* [WHAT IS NEEDED]
Filter the records below and copy every line containing the word "celular".
───── RECORDS SUPPLIED ─────
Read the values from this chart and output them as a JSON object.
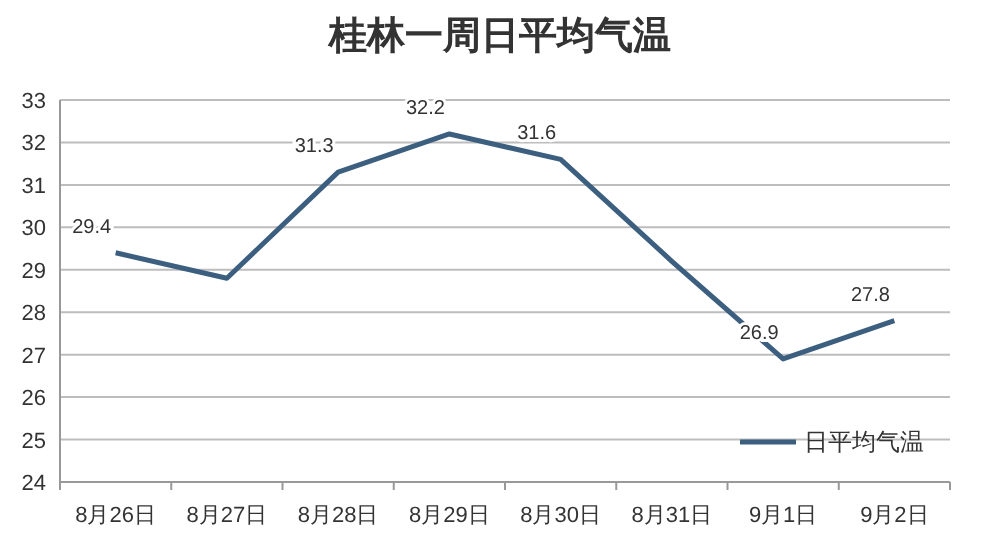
{
  "chart_data": {
    "type": "line",
    "title": "桂林一周日平均气温",
    "categories": [
      "8月26日",
      "8月27日",
      "8月28日",
      "8月29日",
      "8月30日",
      "8月31日",
      "9月1日",
      "9月2日"
    ],
    "series": [
      {
        "name": "日平均气温",
        "color": "#3c5f80",
        "values": [
          29.4,
          28.8,
          31.3,
          32.2,
          31.6,
          29.2,
          26.9,
          27.8
        ],
        "value_labels": [
          "29.4",
          null,
          "31.3",
          "32.2",
          "31.6",
          null,
          "26.9",
          "27.8"
        ]
      }
    ],
    "ylim": [
      24,
      33
    ],
    "yticks": [
      24,
      25,
      26,
      27,
      28,
      29,
      30,
      31,
      32,
      33
    ],
    "grid": "y",
    "legend": "bottom right",
    "marker": "none",
    "line_style": "solid"
  }
}
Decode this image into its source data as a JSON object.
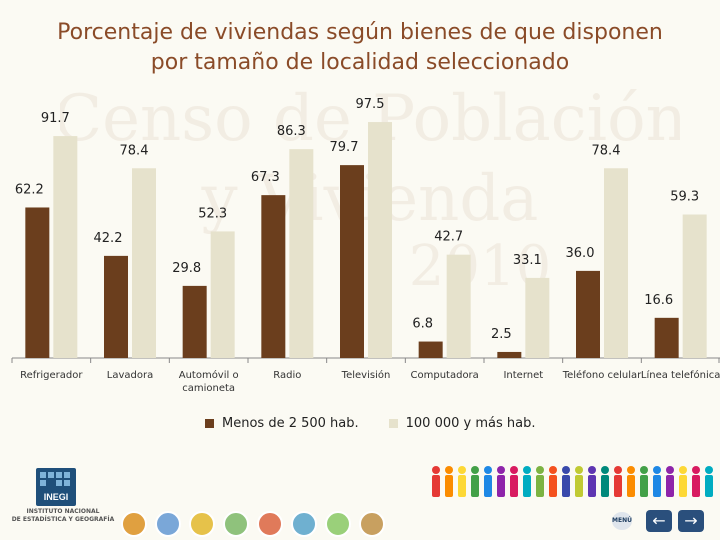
{
  "title_line1": "Porcentaje de viviendas según bienes de que disponen",
  "title_line2": "por tamaño de localidad seleccionado",
  "watermark": {
    "line1": "Censo de Población",
    "line2": "y Vivienda",
    "year": "2010"
  },
  "logo": {
    "name": "INEGI",
    "caption_line1": "INSTITUTO NACIONAL",
    "caption_line2": "DE ESTADÍSTICA Y GEOGRAFÍA"
  },
  "nav": {
    "menu": "MENÚ",
    "back": "←",
    "forward": "→"
  },
  "colors": {
    "series1": "#6b3e1d",
    "series2": "#e6e2cc",
    "title": "#8a4b28",
    "axis": "#888888"
  },
  "chart_data": {
    "type": "bar",
    "categories": [
      "Refrigerador",
      "Lavadora",
      "Automóvil o camioneta",
      "Radio",
      "Televisión",
      "Computadora",
      "Internet",
      "Teléfono celular",
      "Línea telefónica"
    ],
    "category_lines": [
      [
        "Refrigerador"
      ],
      [
        "Lavadora"
      ],
      [
        "Automóvil o",
        "camioneta"
      ],
      [
        "Radio"
      ],
      [
        "Televisión"
      ],
      [
        "Computadora"
      ],
      [
        "Internet"
      ],
      [
        "Teléfono celular"
      ],
      [
        "Línea telefónica"
      ]
    ],
    "series": [
      {
        "name": "Menos de 2 500 hab.",
        "values": [
          62.2,
          42.2,
          29.8,
          67.3,
          79.7,
          6.8,
          2.5,
          36.0,
          16.6
        ]
      },
      {
        "name": "100 000 y más hab.",
        "values": [
          91.7,
          78.4,
          52.3,
          86.3,
          97.5,
          42.7,
          33.1,
          78.4,
          59.3
        ]
      }
    ],
    "ylim": [
      0,
      100
    ],
    "grid": false,
    "legend": "bottom"
  }
}
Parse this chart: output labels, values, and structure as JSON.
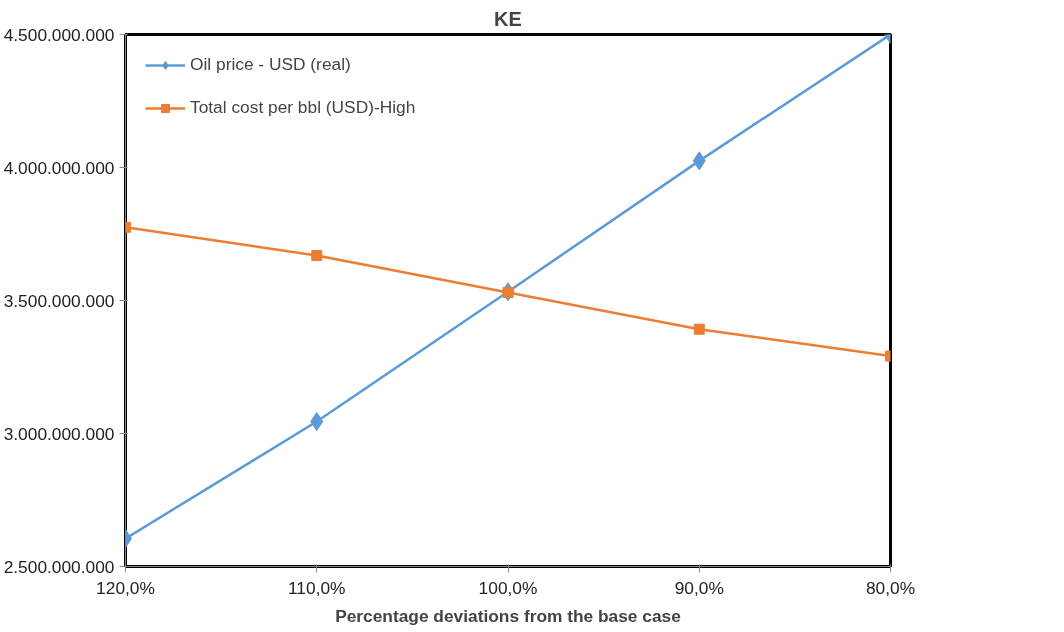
{
  "chart_data": {
    "type": "line",
    "title": "KE",
    "xlabel": "Percentage deviations from the base case",
    "categories": [
      "120,0%",
      "110,0%",
      "100,0%",
      "90,0%",
      "80,0%"
    ],
    "series": [
      {
        "name": "Oil price - USD (real)",
        "color": "#5b9bd5",
        "marker": "diamond",
        "values": [
          2605000000,
          3045000000,
          3533000000,
          4025000000,
          4500000000
        ]
      },
      {
        "name": "Total cost per bbl (USD)-High",
        "color": "#ed7d31",
        "marker": "square",
        "values": [
          3775000000,
          3669000000,
          3530000000,
          3392000000,
          3291000000
        ]
      }
    ],
    "ylim": [
      2500000000,
      4500000000
    ],
    "yticks": [
      {
        "value": 2500000000,
        "label": "2.500.000.000"
      },
      {
        "value": 3000000000,
        "label": "3.000.000.000"
      },
      {
        "value": 3500000000,
        "label": "3.500.000.000"
      },
      {
        "value": 4000000000,
        "label": "4.000.000.000"
      },
      {
        "value": 4500000000,
        "label": "4.500.000.000"
      }
    ],
    "grid": false,
    "legend": "top left",
    "line_style": "solid"
  }
}
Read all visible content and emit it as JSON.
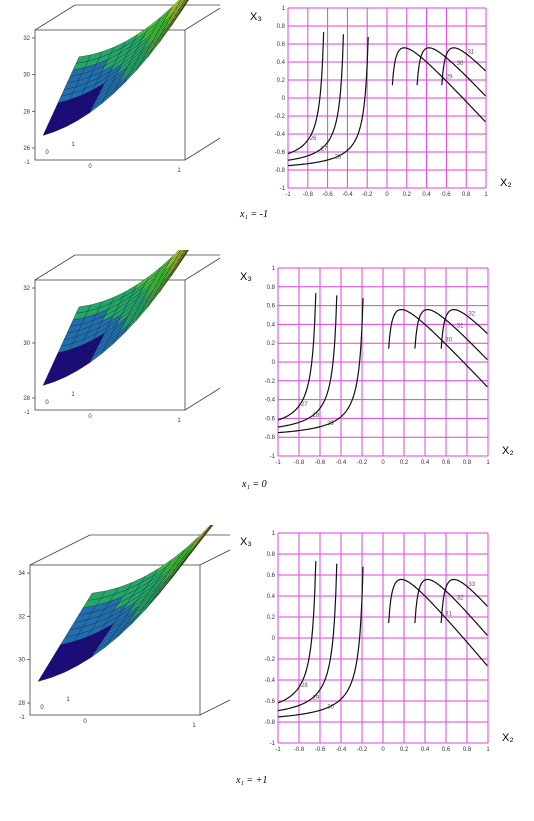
{
  "chart_data": [
    {
      "type": "surface",
      "row": 0,
      "caption": "x₁ = -1",
      "z_ticks": [
        "32",
        "30",
        "28",
        "26"
      ],
      "base_ticks": [
        "-1",
        "0",
        "1",
        "0",
        "1"
      ],
      "colors": [
        "#1a0a80",
        "#1f6fb0",
        "#22a86a",
        "#3fc23a",
        "#a8d820",
        "#e8c21c",
        "#e05020"
      ]
    },
    {
      "type": "contour",
      "row": 0,
      "xlabel": "X₂",
      "ylabel": "X₃",
      "xlim": [
        -1,
        1
      ],
      "ylim": [
        -1,
        1
      ],
      "x_ticks": [
        "-1",
        "-0.8",
        "-0.6",
        "-0.4",
        "-0.2",
        "0",
        "0.2",
        "0.4",
        "0.6",
        "0.8",
        "1"
      ],
      "y_ticks": [
        "1",
        "0.8",
        "0.6",
        "0.4",
        "0.2",
        "0",
        "-0.2",
        "-0.4",
        "-0.6",
        "-0.8",
        "-1"
      ],
      "grid": true,
      "grid_color": "#e040e0",
      "levels": [
        {
          "label": "26",
          "vx": -0.6,
          "dir": "left"
        },
        {
          "label": "27",
          "vx": -0.4,
          "dir": "left"
        },
        {
          "label": "28",
          "vx": -0.15,
          "dir": "left"
        },
        {
          "label": "29",
          "vx": 0.05,
          "dir": "right"
        },
        {
          "label": "30",
          "vx": 0.3,
          "dir": "right"
        },
        {
          "label": "31",
          "vx": 0.55,
          "dir": "right"
        }
      ]
    },
    {
      "type": "surface",
      "row": 1,
      "caption": "x₁ = 0",
      "z_ticks": [
        "32",
        "30",
        "28"
      ],
      "base_ticks": [
        "-1",
        "0",
        "1",
        "0",
        "1"
      ],
      "colors": [
        "#1a0a80",
        "#1f6fb0",
        "#22a86a",
        "#3fc23a",
        "#a8d820",
        "#e8c21c",
        "#e05020"
      ]
    },
    {
      "type": "contour",
      "row": 1,
      "xlabel": "X₂",
      "ylabel": "X₃",
      "xlim": [
        -1,
        1
      ],
      "ylim": [
        -1,
        1
      ],
      "x_ticks": [
        "-1",
        "-0.8",
        "-0.6",
        "-0.4",
        "-0.2",
        "0",
        "0.2",
        "0.4",
        "0.6",
        "0.8",
        "1"
      ],
      "y_ticks": [
        "1",
        "0.8",
        "0.6",
        "0.4",
        "0.2",
        "0",
        "-0.2",
        "-0.4",
        "-0.6",
        "-0.8",
        "-1"
      ],
      "grid": true,
      "grid_color": "#e040e0",
      "levels": [
        {
          "label": "27",
          "vx": -0.6,
          "dir": "left"
        },
        {
          "label": "28",
          "vx": -0.4,
          "dir": "left"
        },
        {
          "label": "29",
          "vx": -0.15,
          "dir": "left"
        },
        {
          "label": "30",
          "vx": 0.05,
          "dir": "right"
        },
        {
          "label": "31",
          "vx": 0.3,
          "dir": "right"
        },
        {
          "label": "32",
          "vx": 0.55,
          "dir": "right"
        }
      ]
    },
    {
      "type": "surface",
      "row": 2,
      "caption": "x₁ = +1",
      "z_ticks": [
        "34",
        "32",
        "30",
        "28"
      ],
      "base_ticks": [
        "-1",
        "0",
        "1",
        "0",
        "1"
      ],
      "colors": [
        "#1a0a80",
        "#1f6fb0",
        "#22a86a",
        "#3fc23a",
        "#a8d820",
        "#e8c21c",
        "#e05020"
      ]
    },
    {
      "type": "contour",
      "row": 2,
      "xlabel": "X₂",
      "ylabel": "X₃",
      "xlim": [
        -1,
        1
      ],
      "ylim": [
        -1,
        1
      ],
      "x_ticks": [
        "-1",
        "-0.8",
        "-0.6",
        "-0.4",
        "-0.2",
        "0",
        "0.2",
        "0.4",
        "0.6",
        "0.8",
        "1"
      ],
      "y_ticks": [
        "1",
        "0.8",
        "0.6",
        "0.4",
        "0.2",
        "0",
        "-0.2",
        "-0.4",
        "-0.6",
        "-0.8",
        "-1"
      ],
      "grid": true,
      "grid_color": "#e040e0",
      "levels": [
        {
          "label": "28",
          "vx": -0.6,
          "dir": "left"
        },
        {
          "label": "29",
          "vx": -0.4,
          "dir": "left"
        },
        {
          "label": "30",
          "vx": -0.15,
          "dir": "left"
        },
        {
          "label": "31",
          "vx": 0.05,
          "dir": "right"
        },
        {
          "label": "32",
          "vx": 0.3,
          "dir": "right"
        },
        {
          "label": "33",
          "vx": 0.55,
          "dir": "right"
        }
      ]
    }
  ]
}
─────
* [SOLUTION]
      "Teléfono celular",
        "Teléfono celular"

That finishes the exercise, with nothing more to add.